DATASET CONTENT →
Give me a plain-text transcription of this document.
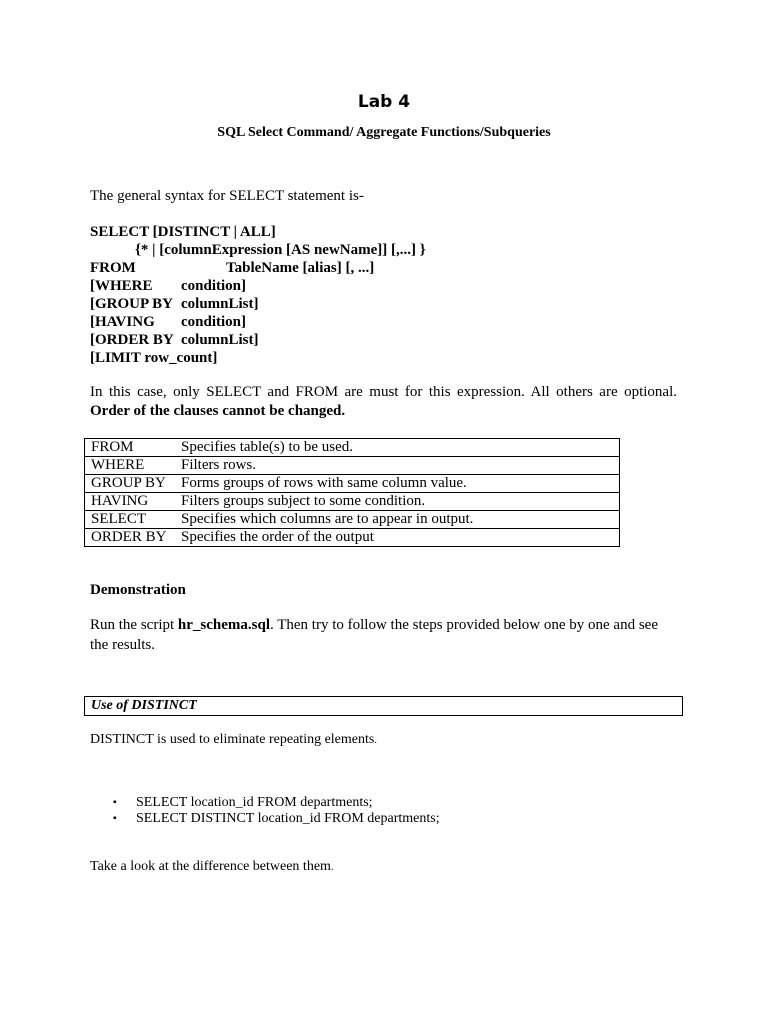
Lab 4
SQL Select Command/ Aggregate Functions/Subqueries
The general syntax for SELECT statement is-
SELECT [DISTINCT | ALL]
{* | [columnExpression [AS newName]] [,...] }
FROM	TableName [alias] [, ...]
[WHERE condition]
[GROUP BY columnList]
[HAVING condition]
[ORDER BY columnList]
[LIMIT row_count]
In this case, only SELECT and FROM are must for this expression. All others are optional.
Order of the clauses cannot be changed.
FROM	Specifies table(s) to be used.
WHERE	Filters rows.
GROUP BY	Forms groups of rows with same column value.
HAVING	Filters groups subject to some condition.
SELECT	Specifies which columns are to appear in output.
ORDER BY	Specifies the order of the output
Demonstration
Run the script hr_schema.sql. Then try to follow the steps provided below one by one and see
the results.
Use of DISTINCT
DISTINCT is used to eliminate repeating elements.
▪ SELECT location_id FROM departments;
▪ SELECT DISTINCT location_id FROM departments;
Take a look at the difference between them.
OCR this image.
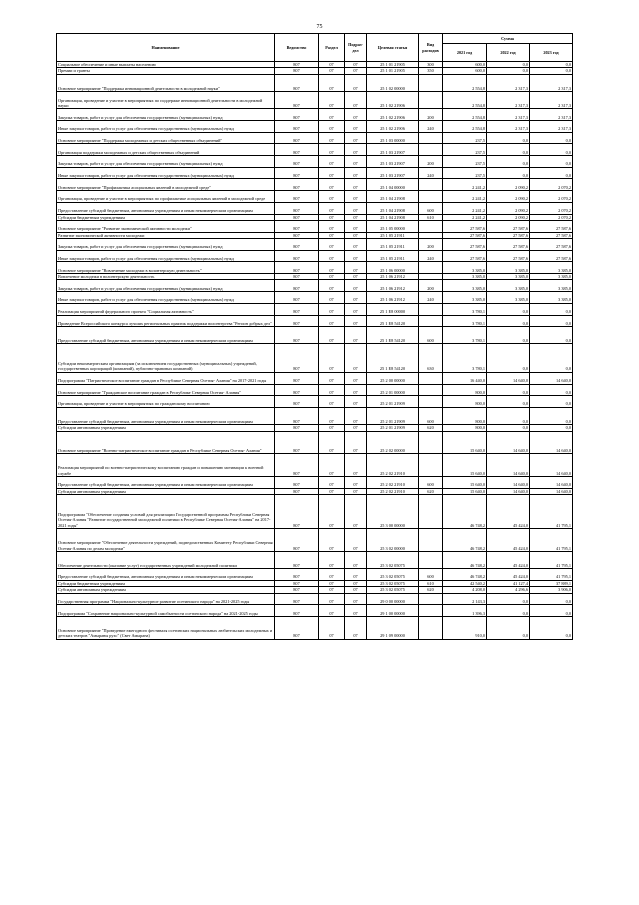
75
Наименование	Ведомство	Раздел	Подраз-дел	Целевая статья	Вид расходов	Сумма		
						2021 год	2022 год	2023 год
Социальное обеспечение и иные выплаты населению	807	07	07	25 1 01 21905	300	600,0	0,0	0,0
Премии и гранты	807	07	07	25 1 01 21905	350	600,0	0,0	0,0
Основное мероприятие "Поддержка инновационной деятельности в молодежной науки"	807	07	07	25 1 02 00000		2 554,8	2 317,3	2 317,3
Организация, проведение и участие в мероприятиях по поддержке инновационной деятельности в молодежной науки	807	07	07	25 1 02 21906		2 554,8	2 317,3	2 317,3
Закупка товаров, работ и услуг для обеспечения государственных (муниципальных) нужд	807	07	07	25 1 02 21906	200	2 554,8	2 317,3	2 317,3
Иные закупки товаров, работ и услуг для обеспечения государственных (муниципальных) нужд	807	07	07	25 1 02 21906	240	2 554,8	2 317,3	2 317,3
Основное мероприятие "Поддержка молодежных и детских общественных объединений"	807	07	07	25 1 03 00000		237,5	0,0	0,0
Организация поддержки молодежных и детских общественных объединений	807	07	07	25 1 03 21907		237,5	0,0	0,0
Закупка товаров, работ и услуг для обеспечения государственных (муниципальных) нужд	807	07	07	25 1 03 21907	200	237,5	0,0	0,0
Иные закупки товаров, работ и услуг для обеспечения государственных (муниципальных) нужд	807	07	07	25 1 03 21907	240	237,5	0,0	0,0
Основное мероприятие "Профилактика асоциальных явлений в молодежной среде"	807	07	07	25 1 04 00000		2 241,2	2 090,2	2 070,2
Организация, проведение и участие в мероприятиях по профилактике асоциальных явлений в молодежной среде	807	07	07	25 1 04 21908		2 241,2	2 090,2	2 070,2
Предоставление субсидий бюджетным, автономным учреждениям и иным некоммерческим организациям	807	07	07	25 1 04 21908	600	2 241,2	2 090,2	2 070,2
Субсидии бюджетным учреждениям	807	07	07	25 1 04 21908	610	2 241,2	2 090,2	2 070,2
Основное мероприятие "Развитие экономической активности молодежи"	807	07	07	25 1 05 00000		27 587,6	27 587,6	27 587,6
Развитие экономической активности молодежи	807	07	07	25 1 05 21911		27 587,6	27 587,6	27 587,6
Закупка товаров, работ и услуг для обеспечения государственных (муниципальных) нужд	807	07	07	25 1 05 21911	200	27 587,6	27 587,6	27 587,6
Иные закупки товаров, работ и услуг для обеспечения государственных (муниципальных) нужд	807	07	07	25 1 05 21911	240	27 587,6	27 587,6	27 587,6
Основное мероприятие "Вовлечение молодежи в волонтерскую деятельность"	807	07	07	25 1 06 00000		3 385,0	3 385,0	3 385,0
Вовлечение молодежи в волонтерскую деятельность	807	07	07	25 1 06 21912		3 385,0	3 385,0	3 385,0
Закупка товаров, работ и услуг для обеспечения государственных (муниципальных) нужд	807	07	07	25 1 06 21912	200	3 385,0	3 385,0	3 385,0
Иные закупки товаров, работ и услуг для обеспечения государственных (муниципальных) нужд	807	07	07	25 1 06 21912	240	3 385,0	3 385,0	3 385,0
Реализация мероприятий федерального проекта "Социальная активность"	807	07	07	25 1 E8 00000		3 780,1	0,0	0,0
Проведение Всероссийского конкурса лучших региональных практик поддержки волонтерства "Регион добрых дел"	807	07	07	25 1 E8 54120		3 780,1	0,0	0,0
Предоставление субсидий бюджетным, автономным учреждениям и иным некоммерческим организациям	807	07	07	25 1 E8 54120	600	3 780,1	0,0	0,0
Субсидии некоммерческим организациям (за исключением государственных (муниципальных) учреждений, государственных корпораций (компаний), публично-правовых компаний)	807	07	07	25 1 E8 54120	630	3 780,1	0,0	0,0
Подпрограмма "Патриотическое воспитание граждан в Республике Северная Осетия- Алания" на 2017-2021 годы	807	07	07	25 2 00 00000		16 440,0	14 640,0	14 640,0
Основное мероприятие "Гражданское воспитание граждан в Республике Северная Осетия- Алания"	807	07	07	25 2 01 00000		800,0	0,0	0,0
Организация, проведение и участие в мероприятиях по гражданскому воспитанию	807	07	07	25 2 01 21909		800,0	0,0	0,0
Предоставление субсидий бюджетным, автономным учреждениям и иным некоммерческим организациям	807	07	07	25 2 01 21909	600	800,0	0,0	0,0
Субсидии автономным учреждениям	807	07	07	25 2 01 21909	620	800,0	0,0	0,0
Основное мероприятие "Военно-патриотическое воспитание граждан в Республике Северная Осетия- Алания"	807	07	07	25 2 02 00000		15 640,0	14 640,0	14 640,0
Реализация мероприятий по военно-патриотическому воспитанию граждан и повышению мотивации к военной службе	807	07	07	25 2 02 21910		15 640,0	14 640,0	14 640,0
Предоставление субсидий бюджетным, автономным учреждениям и иным некоммерческим организациям	807	07	07	25 2 02 21910	600	15 640,0	14 640,0	14 640,0
Субсидии автономным учреждениям	807	07	07	25 2 02 21910	620	15 640,0	14 640,0	14 640,0
Подпрограмма "Обеспечение создания условий для реализации Государственной программы Республики Северная Осетия-Алания "Развитие государственной молодежной политики в Республике Северная Осетия-Алания" на 2017-2021 годы"	807	07	07	25 3 00 00000		46 748,2	45 424,0	41 795,1
Основное мероприятие "Обеспечение деятельности учреждений, подведомственных Комитету Республики Северная Осетия-Алания по делам молодежи"	807	07	07	25 3 02 00000		46 748,2	45 424,0	41 795,1
Обеспечение деятельности (оказание услуг) государственных учреждений молодежной политики	807	07	07	25 3 02 05075		46 748,2	45 424,0	41 795,1
Предоставление субсидий бюджетным, автономным учреждениям и иным некоммерческим организациям	807	07	07	25 3 02 05075	600	46 748,2	45 424,0	41 795,1
Субсидии бюджетным учреждениям	807	07	07	25 3 02 05075	610	42 540,2	41 127,4	37 889,1
Субсидии автономным учреждениям	807	07	07	25 3 02 05075	620	4 208,0	4 296,6	3 906,0
Государственная программа "Национально-культурное развитие осетинского народа" на 2021-2025 годы	807	07	07	29 0 00 00000		2 143,3	0,0	0,0
Подпрограмма "Сохранение национально-культурной самобытности осетинского народа" на 2021-2025 годы	807	07	07	29 1 00 00000		1 396,3	0,0	0,0
Основное мероприятие "Проведение ежегодного фестиваля осетинских национальных любительских молодежных и детских театров "Амыраны рухс" (Свет Амырана)	807	07	07	29 1 09 00000		910,0	0,0	0,0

TASK DIRECTIONS → Identify each line containing the string "явлений" and copy it out.

TASK SOLUTION →
Основное мероприятие "Профилактика асоциальных явлений в молодежной среде"	807	07	07	25 1 04 00000		2 241,2	2 090,2	2 070,2
Организация, проведение и участие в мероприятиях по профилактике асоциальных явлений в молодежной среде	807	07	07	25 1 04 21908		2 241,2	2 090,2	2 070,2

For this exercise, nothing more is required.